━━ Provided records

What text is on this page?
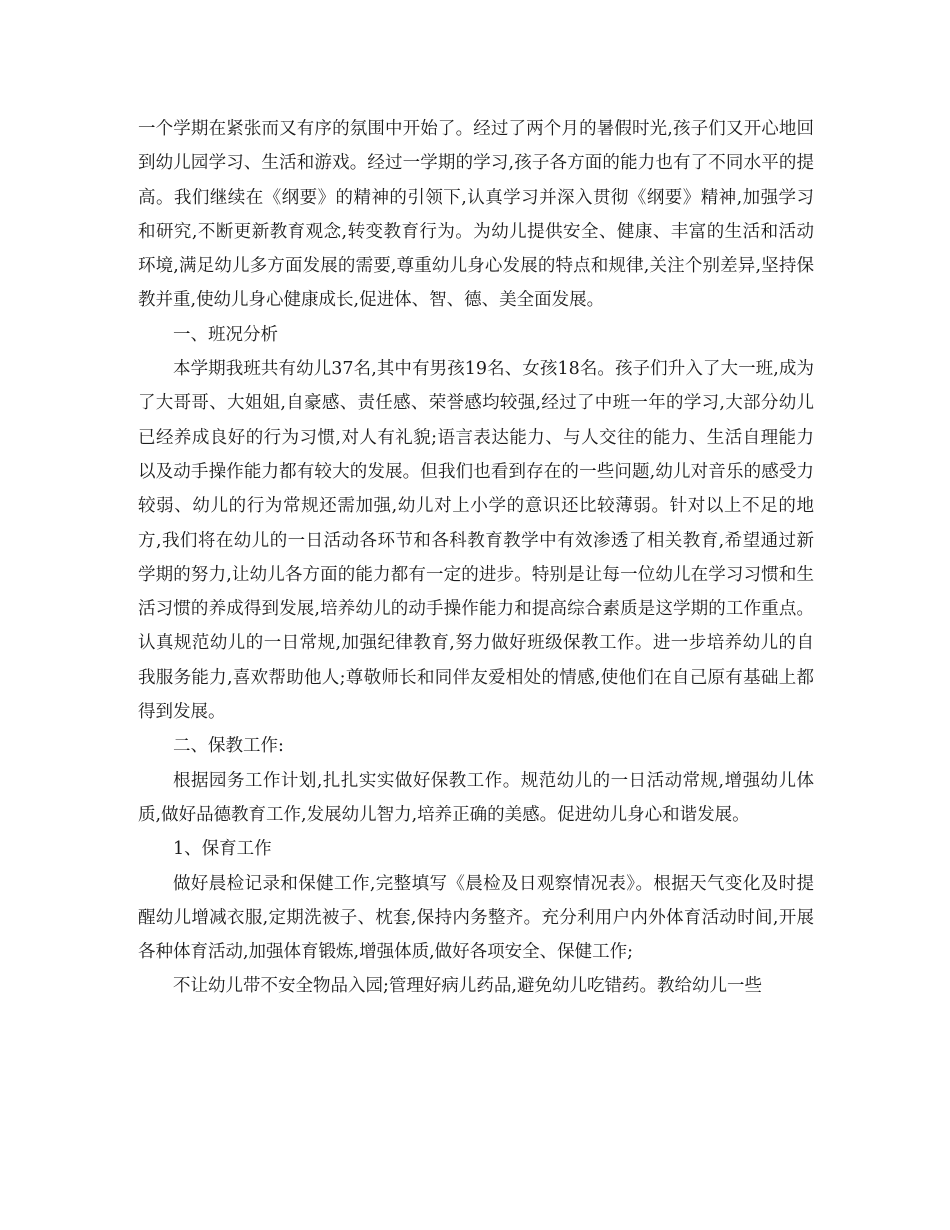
一个学期在紧张而又有序的氛围中开始了。经过了两个月的暑假时光,孩子们又开心地回到幼儿园学习、生活和游戏。经过一学期的学习,孩子各方面的能力也有了不同水平的提高。我们继续在《纲要》的精神的引领下,认真学习并深入贯彻《纲要》精神,加强学习和研究,不断更新教育观念,转变教育行为。为幼儿提供安全、健康、丰富的生活和活动环境,满足幼儿多方面发展的需要,尊重幼儿身心发展的特点和规律,关注个别差异,坚持保教并重,使幼儿身心健康成长,促进体、智、德、美全面发展。

一、班况分析

本学期我班共有幼儿37名,其中有男孩19名、女孩18名。孩子们升入了大一班,成为了大哥哥、大姐姐,自豪感、责任感、荣誉感均较强,经过了中班一年的学习,大部分幼儿已经养成良好的行为习惯,对人有礼貌;语言表达能力、与人交往的能力、生活自理能力以及动手操作能力都有较大的发展。但我们也看到存在的一些问题,幼儿对音乐的感受力较弱、幼儿的行为常规还需加强,幼儿对上小学的意识还比较薄弱。针对以上不足的地方,我们将在幼儿的一日活动各环节和各科教育教学中有效渗透了相关教育,希望通过新学期的努力,让幼儿各方面的能力都有一定的进步。特别是让每一位幼儿在学习习惯和生活习惯的养成得到发展,培养幼儿的动手操作能力和提高综合素质是这学期的工作重点。认真规范幼儿的一日常规,加强纪律教育,努力做好班级保教工作。进一步培养幼儿的自我服务能力,喜欢帮助他人;尊敬师长和同伴友爱相处的情感,使他们在自己原有基础上都得到发展。

二、保教工作:

根据园务工作计划,扎扎实实做好保教工作。规范幼儿的一日活动常规,增强幼儿体质,做好品德教育工作,发展幼儿智力,培养正确的美感。促进幼儿身心和谐发展。

1、保育工作

做好晨检记录和保健工作,完整填写《晨检及日观察情况表》。根据天气变化及时提醒幼儿增减衣服,定期洗被子、枕套,保持内务整齐。充分利用户内外体育活动时间,开展各种体育活动,加强体育锻炼,增强体质,做好各项安全、保健工作;

不让幼儿带不安全物品入园;管理好病儿药品,避免幼儿吃错药。教给幼儿一些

━━━━

### To be done
Transcribe all of the material exactly, leaving out whatever pictures it contains.

### Output below
What text is on this page?
一个学期在紧张而又有序的氛围中开始了。经过了两个月的暑假时光,孩子们又开心地回到幼儿园学习、生活和游戏。经过一学期的学习,孩子各方面的能力也有了不同水平的提高。我们继续在《纲要》的精神的引领下,认真学习并深入贯彻《纲要》精神,加强学习和研究,不断更新教育观念,转变教育行为。为幼儿提供安全、健康、丰富的生活和活动环境,满足幼儿多方面发展的需要,尊重幼儿身心发展的特点和规律,关注个别差异,坚持保教并重,使幼儿身心健康成长,促进体、智、德、美全面发展。

一、班况分析

本学期我班共有幼儿37名,其中有男孩19名、女孩18名。孩子们升入了大一班,成为了大哥哥、大姐姐,自豪感、责任感、荣誉感均较强,经过了中班一年的学习,大部分幼儿已经养成良好的行为习惯,对人有礼貌;语言表达能力、与人交往的能力、生活自理能力以及动手操作能力都有较大的发展。但我们也看到存在的一些问题,幼儿对音乐的感受力较弱、幼儿的行为常规还需加强,幼儿对上小学的意识还比较薄弱。针对以上不足的地方,我们将在幼儿的一日活动各环节和各科教育教学中有效渗透了相关教育,希望通过新学期的努力,让幼儿各方面的能力都有一定的进步。特别是让每一位幼儿在学习习惯和生活习惯的养成得到发展,培养幼儿的动手操作能力和提高综合素质是这学期的工作重点。认真规范幼儿的一日常规,加强纪律教育,努力做好班级保教工作。进一步培养幼儿的自我服务能力,喜欢帮助他人;尊敬师长和同伴友爱相处的情感,使他们在自己原有基础上都得到发展。

二、保教工作:

根据园务工作计划,扎扎实实做好保教工作。规范幼儿的一日活动常规,增强幼儿体质,做好品德教育工作,发展幼儿智力,培养正确的美感。促进幼儿身心和谐发展。

1、保育工作

做好晨检记录和保健工作,完整填写《晨检及日观察情况表》。根据天气变化及时提醒幼儿增减衣服,定期洗被子、枕套,保持内务整齐。充分利用户内外体育活动时间,开展各种体育活动,加强体育锻炼,增强体质,做好各项安全、保健工作;

不让幼儿带不安全物品入园;管理好病儿药品,避免幼儿吃错药。教给幼儿一些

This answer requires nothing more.